§ **Dataset records**

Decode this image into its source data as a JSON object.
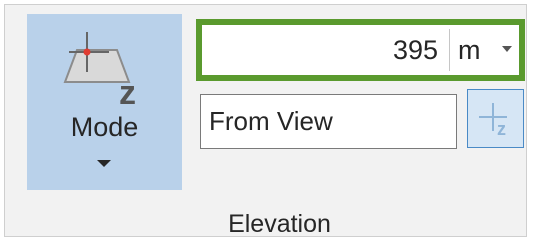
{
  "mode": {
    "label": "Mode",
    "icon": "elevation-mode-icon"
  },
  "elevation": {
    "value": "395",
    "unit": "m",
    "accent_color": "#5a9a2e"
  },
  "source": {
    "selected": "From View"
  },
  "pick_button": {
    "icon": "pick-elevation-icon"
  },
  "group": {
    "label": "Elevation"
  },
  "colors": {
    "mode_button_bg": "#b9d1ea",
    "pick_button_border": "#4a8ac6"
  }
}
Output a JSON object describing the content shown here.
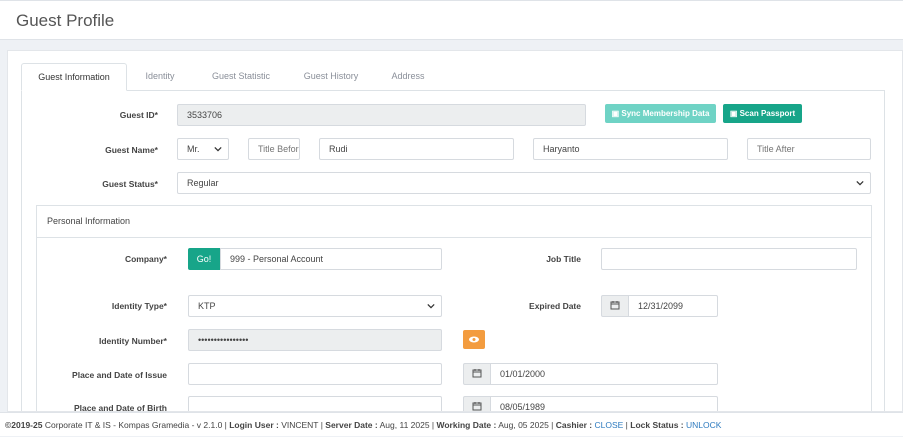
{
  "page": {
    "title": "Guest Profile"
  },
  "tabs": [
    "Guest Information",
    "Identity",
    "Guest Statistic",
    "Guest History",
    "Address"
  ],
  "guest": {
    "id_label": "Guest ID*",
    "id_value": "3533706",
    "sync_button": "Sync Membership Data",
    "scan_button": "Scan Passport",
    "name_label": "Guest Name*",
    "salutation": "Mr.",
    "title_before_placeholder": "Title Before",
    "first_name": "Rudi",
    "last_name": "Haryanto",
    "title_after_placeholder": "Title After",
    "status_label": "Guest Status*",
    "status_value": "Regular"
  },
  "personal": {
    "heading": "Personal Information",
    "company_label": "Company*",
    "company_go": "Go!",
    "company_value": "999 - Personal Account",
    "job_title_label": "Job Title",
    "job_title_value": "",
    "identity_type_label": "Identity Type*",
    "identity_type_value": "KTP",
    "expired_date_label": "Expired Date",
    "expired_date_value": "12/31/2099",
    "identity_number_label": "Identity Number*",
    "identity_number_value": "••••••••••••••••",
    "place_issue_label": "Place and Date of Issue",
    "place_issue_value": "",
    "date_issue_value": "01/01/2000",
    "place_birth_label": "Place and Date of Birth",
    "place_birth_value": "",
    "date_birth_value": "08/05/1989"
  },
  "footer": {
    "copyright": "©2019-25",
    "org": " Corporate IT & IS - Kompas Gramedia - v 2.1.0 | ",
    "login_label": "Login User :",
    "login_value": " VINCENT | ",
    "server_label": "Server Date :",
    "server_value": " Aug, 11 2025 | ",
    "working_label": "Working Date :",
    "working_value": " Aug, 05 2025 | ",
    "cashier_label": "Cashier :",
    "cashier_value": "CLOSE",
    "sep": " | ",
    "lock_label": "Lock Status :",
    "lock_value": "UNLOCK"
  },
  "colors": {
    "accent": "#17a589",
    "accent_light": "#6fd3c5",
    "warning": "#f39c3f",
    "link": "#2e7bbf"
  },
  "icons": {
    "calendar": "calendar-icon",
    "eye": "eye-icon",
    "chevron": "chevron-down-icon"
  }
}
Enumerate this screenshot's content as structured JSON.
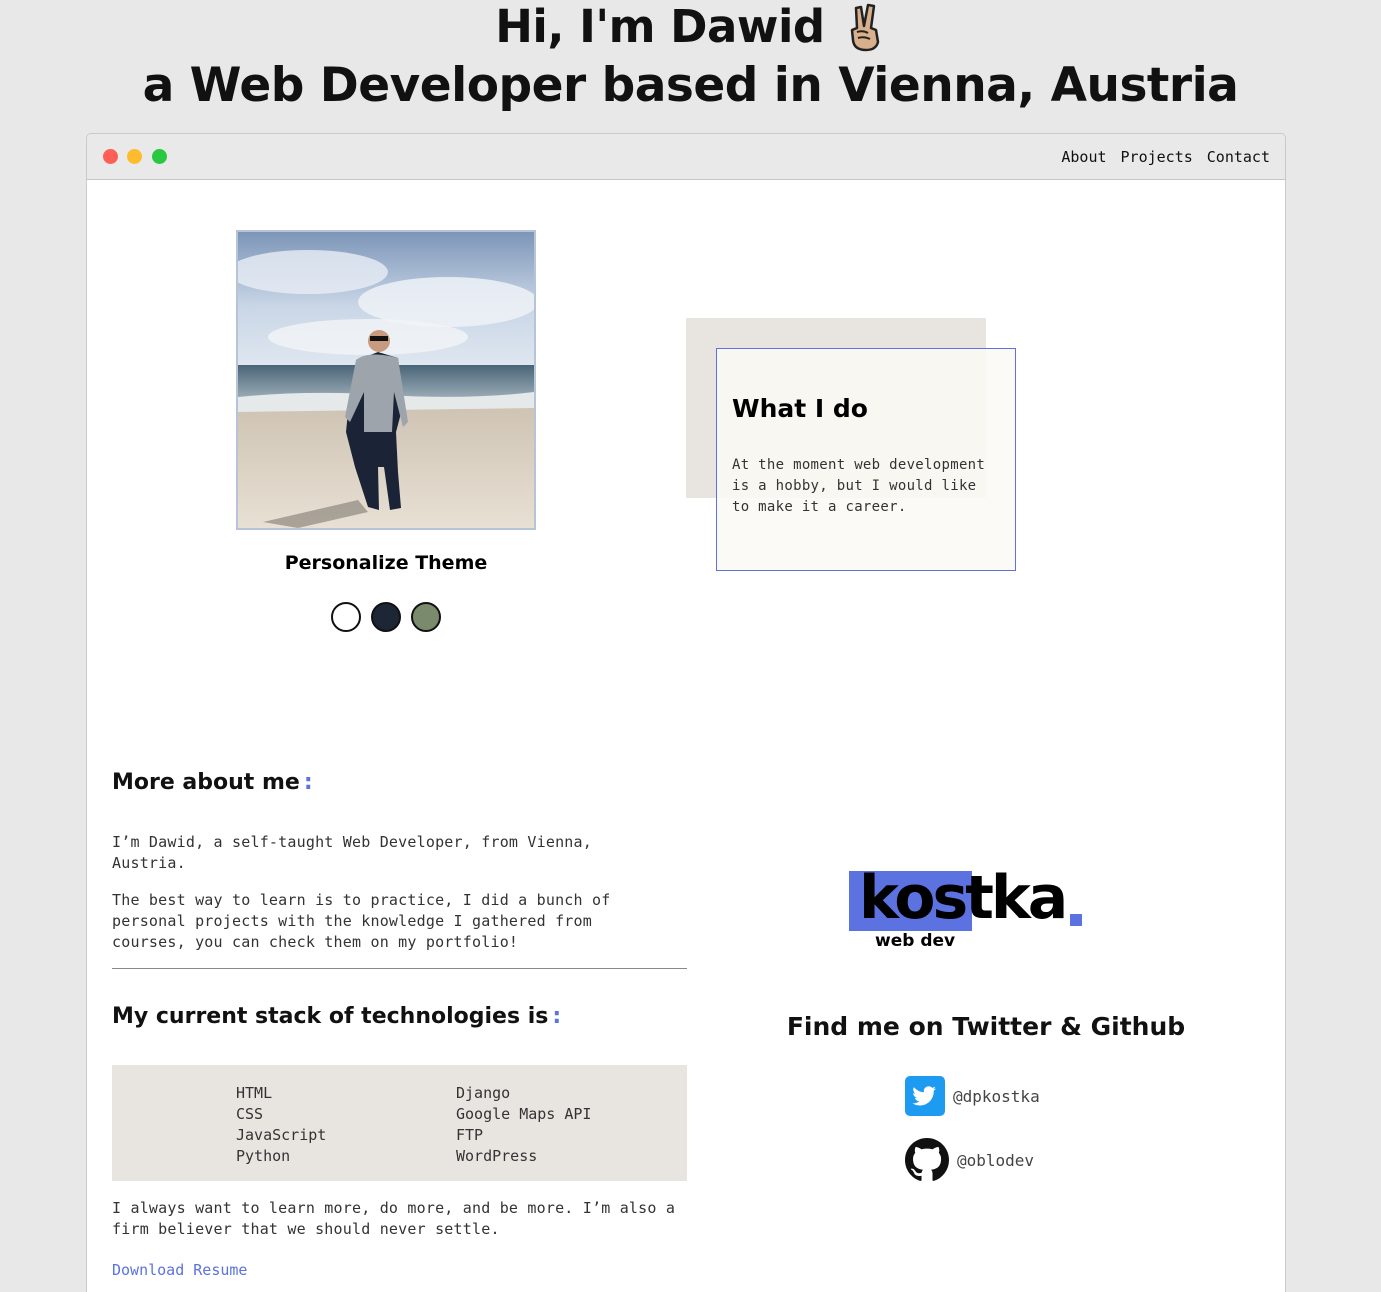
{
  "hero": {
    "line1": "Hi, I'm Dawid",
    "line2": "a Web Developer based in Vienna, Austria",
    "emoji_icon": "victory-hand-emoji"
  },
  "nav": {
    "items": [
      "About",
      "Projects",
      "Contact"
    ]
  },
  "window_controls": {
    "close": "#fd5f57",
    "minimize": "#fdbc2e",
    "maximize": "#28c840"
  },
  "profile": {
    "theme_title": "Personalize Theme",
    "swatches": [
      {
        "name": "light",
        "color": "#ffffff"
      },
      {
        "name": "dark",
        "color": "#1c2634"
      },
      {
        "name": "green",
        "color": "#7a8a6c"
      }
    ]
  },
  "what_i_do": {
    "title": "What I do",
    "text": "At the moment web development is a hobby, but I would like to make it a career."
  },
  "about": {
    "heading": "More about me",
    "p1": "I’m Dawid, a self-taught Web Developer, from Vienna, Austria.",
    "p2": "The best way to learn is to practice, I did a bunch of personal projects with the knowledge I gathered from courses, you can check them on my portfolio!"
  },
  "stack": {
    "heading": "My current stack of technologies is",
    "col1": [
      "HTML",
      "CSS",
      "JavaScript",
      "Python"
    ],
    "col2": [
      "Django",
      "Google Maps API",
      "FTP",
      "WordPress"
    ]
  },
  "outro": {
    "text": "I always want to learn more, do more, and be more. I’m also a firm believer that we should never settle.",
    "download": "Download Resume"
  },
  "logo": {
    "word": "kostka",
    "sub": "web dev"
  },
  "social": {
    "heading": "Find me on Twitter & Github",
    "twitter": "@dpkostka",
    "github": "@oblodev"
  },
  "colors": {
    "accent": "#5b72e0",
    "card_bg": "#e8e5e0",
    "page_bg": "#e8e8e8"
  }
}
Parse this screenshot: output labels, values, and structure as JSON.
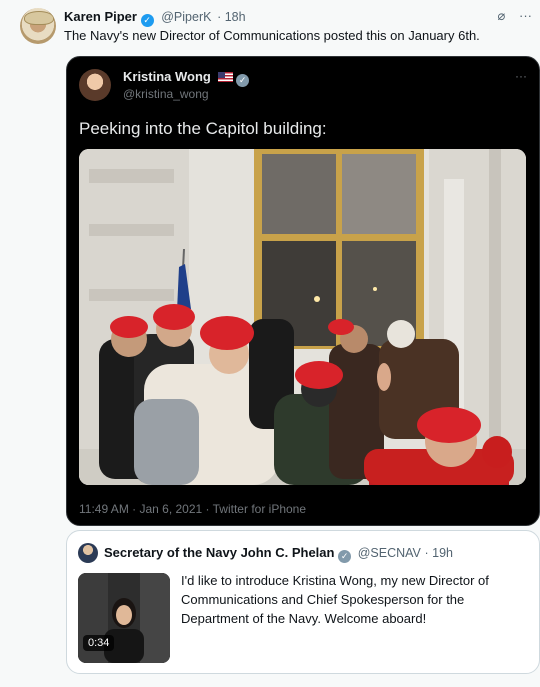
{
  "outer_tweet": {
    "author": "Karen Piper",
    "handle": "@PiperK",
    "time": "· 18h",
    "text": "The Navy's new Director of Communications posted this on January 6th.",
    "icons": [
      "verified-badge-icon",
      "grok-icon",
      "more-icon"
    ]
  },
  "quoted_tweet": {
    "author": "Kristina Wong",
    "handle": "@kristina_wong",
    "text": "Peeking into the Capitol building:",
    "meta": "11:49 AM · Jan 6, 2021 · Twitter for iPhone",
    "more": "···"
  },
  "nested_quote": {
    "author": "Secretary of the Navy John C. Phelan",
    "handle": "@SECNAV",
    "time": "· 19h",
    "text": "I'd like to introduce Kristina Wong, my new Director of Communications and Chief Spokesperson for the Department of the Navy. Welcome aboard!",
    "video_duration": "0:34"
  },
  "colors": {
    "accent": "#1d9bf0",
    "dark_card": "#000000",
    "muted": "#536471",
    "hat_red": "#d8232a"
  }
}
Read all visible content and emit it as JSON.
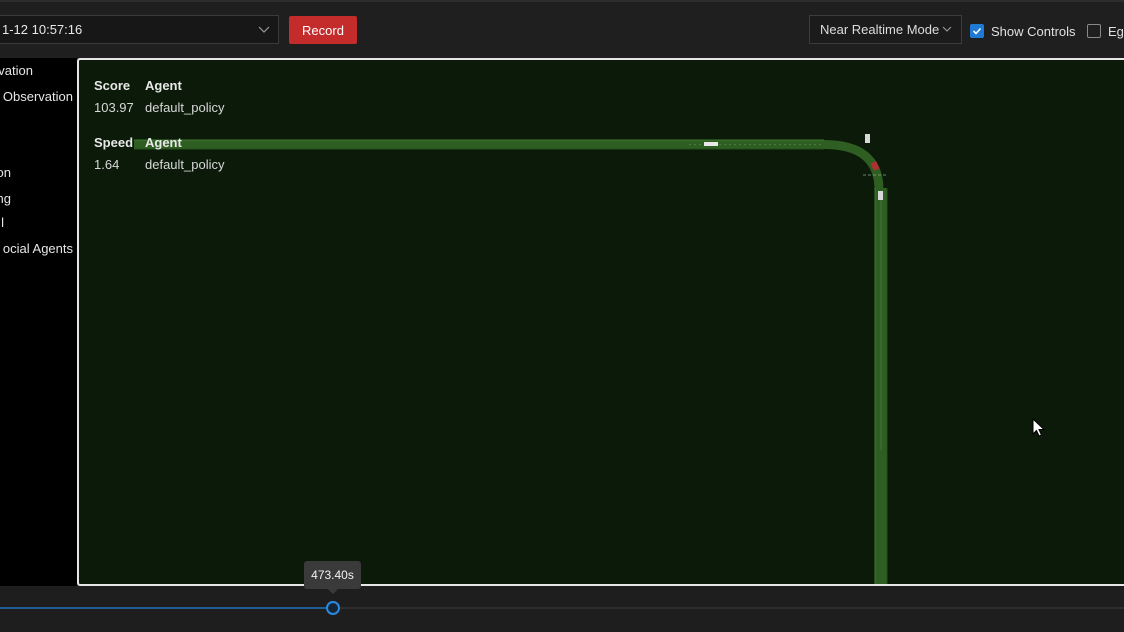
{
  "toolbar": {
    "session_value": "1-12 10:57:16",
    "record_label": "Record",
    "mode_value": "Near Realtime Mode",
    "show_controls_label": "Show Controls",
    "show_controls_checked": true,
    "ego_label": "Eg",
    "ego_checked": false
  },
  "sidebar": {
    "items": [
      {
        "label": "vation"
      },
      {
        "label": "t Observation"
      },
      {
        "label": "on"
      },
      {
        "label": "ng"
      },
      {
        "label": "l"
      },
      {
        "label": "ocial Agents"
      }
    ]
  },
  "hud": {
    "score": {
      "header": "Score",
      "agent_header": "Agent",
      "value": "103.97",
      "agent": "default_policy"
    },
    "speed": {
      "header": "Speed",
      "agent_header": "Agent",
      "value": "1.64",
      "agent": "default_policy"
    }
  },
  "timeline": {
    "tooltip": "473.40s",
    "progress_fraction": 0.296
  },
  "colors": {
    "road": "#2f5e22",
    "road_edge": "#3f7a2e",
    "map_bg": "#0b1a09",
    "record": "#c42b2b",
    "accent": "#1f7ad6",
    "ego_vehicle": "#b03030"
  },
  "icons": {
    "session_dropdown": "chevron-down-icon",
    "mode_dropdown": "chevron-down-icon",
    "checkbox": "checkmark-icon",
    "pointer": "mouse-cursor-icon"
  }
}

§ **Task statement**
Write the records above out again exactly, with no pictures in your copy.

§ **The response**
Decode this image into its source data as a JSON object.
{
  "mode": {
    "label": "Mode",
    "icon": "elevation-mode-icon"
  },
  "elevation": {
    "value": "395",
    "unit": "m",
    "accent_color": "#5a9a2e"
  },
  "source": {
    "selected": "From View"
  },
  "pick_button": {
    "icon": "pick-elevation-icon"
  },
  "group": {
    "label": "Elevation"
  },
  "colors": {
    "mode_button_bg": "#b9d1ea",
    "pick_button_border": "#4a8ac6"
  }
}
Output a JSON object describing the content shown here.
{
  "page": {
    "title": "Guest Profile"
  },
  "tabs": [
    "Guest Information",
    "Identity",
    "Guest Statistic",
    "Guest History",
    "Address"
  ],
  "guest": {
    "id_label": "Guest ID*",
    "id_value": "3533706",
    "sync_button": "Sync Membership Data",
    "scan_button": "Scan Passport",
    "name_label": "Guest Name*",
    "salutation": "Mr.",
    "title_before_placeholder": "Title Before",
    "first_name": "Rudi",
    "last_name": "Haryanto",
    "title_after_placeholder": "Title After",
    "status_label": "Guest Status*",
    "status_value": "Regular"
  },
  "personal": {
    "heading": "Personal Information",
    "company_label": "Company*",
    "company_go": "Go!",
    "company_value": "999 - Personal Account",
    "job_title_label": "Job Title",
    "job_title_value": "",
    "identity_type_label": "Identity Type*",
    "identity_type_value": "KTP",
    "expired_date_label": "Expired Date",
    "expired_date_value": "12/31/2099",
    "identity_number_label": "Identity Number*",
    "identity_number_value": "••••••••••••••••",
    "place_issue_label": "Place and Date of Issue",
    "place_issue_value": "",
    "date_issue_value": "01/01/2000",
    "place_birth_label": "Place and Date of Birth",
    "place_birth_value": "",
    "date_birth_value": "08/05/1989"
  },
  "footer": {
    "copyright": "©2019-25",
    "org": " Corporate IT & IS - Kompas Gramedia - v 2.1.0 | ",
    "login_label": "Login User :",
    "login_value": " VINCENT | ",
    "server_label": "Server Date :",
    "server_value": " Aug, 11 2025 | ",
    "working_label": "Working Date :",
    "working_value": " Aug, 05 2025 | ",
    "cashier_label": "Cashier :",
    "cashier_value": "CLOSE",
    "sep": " | ",
    "lock_label": "Lock Status :",
    "lock_value": "UNLOCK"
  },
  "colors": {
    "accent": "#17a589",
    "accent_light": "#6fd3c5",
    "warning": "#f39c3f",
    "link": "#2e7bbf"
  },
  "icons": {
    "calendar": "calendar-icon",
    "eye": "eye-icon",
    "chevron": "chevron-down-icon"
  }
}
Enumerate this screenshot's content as structured JSON.
{
  "hero": {
    "line1": "Hi, I'm Dawid",
    "line2": "a Web Developer based in Vienna, Austria",
    "emoji_icon": "victory-hand-emoji"
  },
  "nav": {
    "items": [
      "About",
      "Projects",
      "Contact"
    ]
  },
  "window_controls": {
    "close": "#fd5f57",
    "minimize": "#fdbc2e",
    "maximize": "#28c840"
  },
  "profile": {
    "theme_title": "Personalize Theme",
    "swatches": [
      {
        "name": "light",
        "color": "#ffffff"
      },
      {
        "name": "dark",
        "color": "#1c2634"
      },
      {
        "name": "green",
        "color": "#7a8a6c"
      }
    ]
  },
  "what_i_do": {
    "title": "What I do",
    "text": "At the moment web development is a hobby, but I would like to make it a career."
  },
  "about": {
    "heading": "More about me",
    "p1": "I’m Dawid, a self-taught Web Developer, from Vienna, Austria.",
    "p2": "The best way to learn is to practice, I did a bunch of personal projects with the knowledge I gathered from courses, you can check them on my portfolio!"
  },
  "stack": {
    "heading": "My current stack of technologies is",
    "col1": [
      "HTML",
      "CSS",
      "JavaScript",
      "Python"
    ],
    "col2": [
      "Django",
      "Google Maps API",
      "FTP",
      "WordPress"
    ]
  },
  "outro": {
    "text": "I always want to learn more, do more, and be more. I’m also a firm believer that we should never settle.",
    "download": "Download Resume"
  },
  "logo": {
    "word": "kostka",
    "sub": "web dev"
  },
  "social": {
    "heading": "Find me on Twitter & Github",
    "twitter": "@dpkostka",
    "github": "@oblodev"
  },
  "colors": {
    "accent": "#5b72e0",
    "card_bg": "#e8e5e0",
    "page_bg": "#e8e8e8"
  }
}
Parse this screenshot: output labels, values, and structure as JSON.
{
  "outer_tweet": {
    "author": "Karen Piper",
    "handle": "@PiperK",
    "time": "· 18h",
    "text": "The Navy's new Director of Communications posted this on January 6th.",
    "icons": [
      "verified-badge-icon",
      "grok-icon",
      "more-icon"
    ]
  },
  "quoted_tweet": {
    "author": "Kristina Wong",
    "handle": "@kristina_wong",
    "text": "Peeking into the Capitol building:",
    "meta": "11:49 AM · Jan 6, 2021 · Twitter for iPhone",
    "more": "···"
  },
  "nested_quote": {
    "author": "Secretary of the Navy John C. Phelan",
    "handle": "@SECNAV",
    "time": "· 19h",
    "text": "I'd like to introduce Kristina Wong, my new Director of Communications and Chief Spokesperson for the Department of the Navy. Welcome aboard!",
    "video_duration": "0:34"
  },
  "colors": {
    "accent": "#1d9bf0",
    "dark_card": "#000000",
    "muted": "#536471",
    "hat_red": "#d8232a"
  }
}
Read all visible content and emit it as JSON.
{
  "toolbar": {
    "session_value": "1-12 10:57:16",
    "record_label": "Record",
    "mode_value": "Near Realtime Mode",
    "show_controls_label": "Show Controls",
    "show_controls_checked": true,
    "ego_label": "Eg",
    "ego_checked": false
  },
  "sidebar": {
    "items": [
      {
        "label": "vation"
      },
      {
        "label": "t Observation"
      },
      {
        "label": "on"
      },
      {
        "label": "ng"
      },
      {
        "label": "l"
      },
      {
        "label": "ocial Agents"
      }
    ]
  },
  "hud": {
    "score": {
      "header": "Score",
      "agent_header": "Agent",
      "value": "103.97",
      "agent": "default_policy"
    },
    "speed": {
      "header": "Speed",
      "agent_header": "Agent",
      "value": "1.64",
      "agent": "default_policy"
    }
  },
  "timeline": {
    "tooltip": "473.40s",
    "progress_fraction": 0.296
  },
  "colors": {
    "road": "#2f5e22",
    "road_edge": "#3f7a2e",
    "map_bg": "#0b1a09",
    "record": "#c42b2b",
    "accent": "#1f7ad6",
    "ego_vehicle": "#b03030"
  },
  "icons": {
    "session_dropdown": "chevron-down-icon",
    "mode_dropdown": "chevron-down-icon",
    "checkbox": "checkmark-icon",
    "pointer": "mouse-cursor-icon"
  }
}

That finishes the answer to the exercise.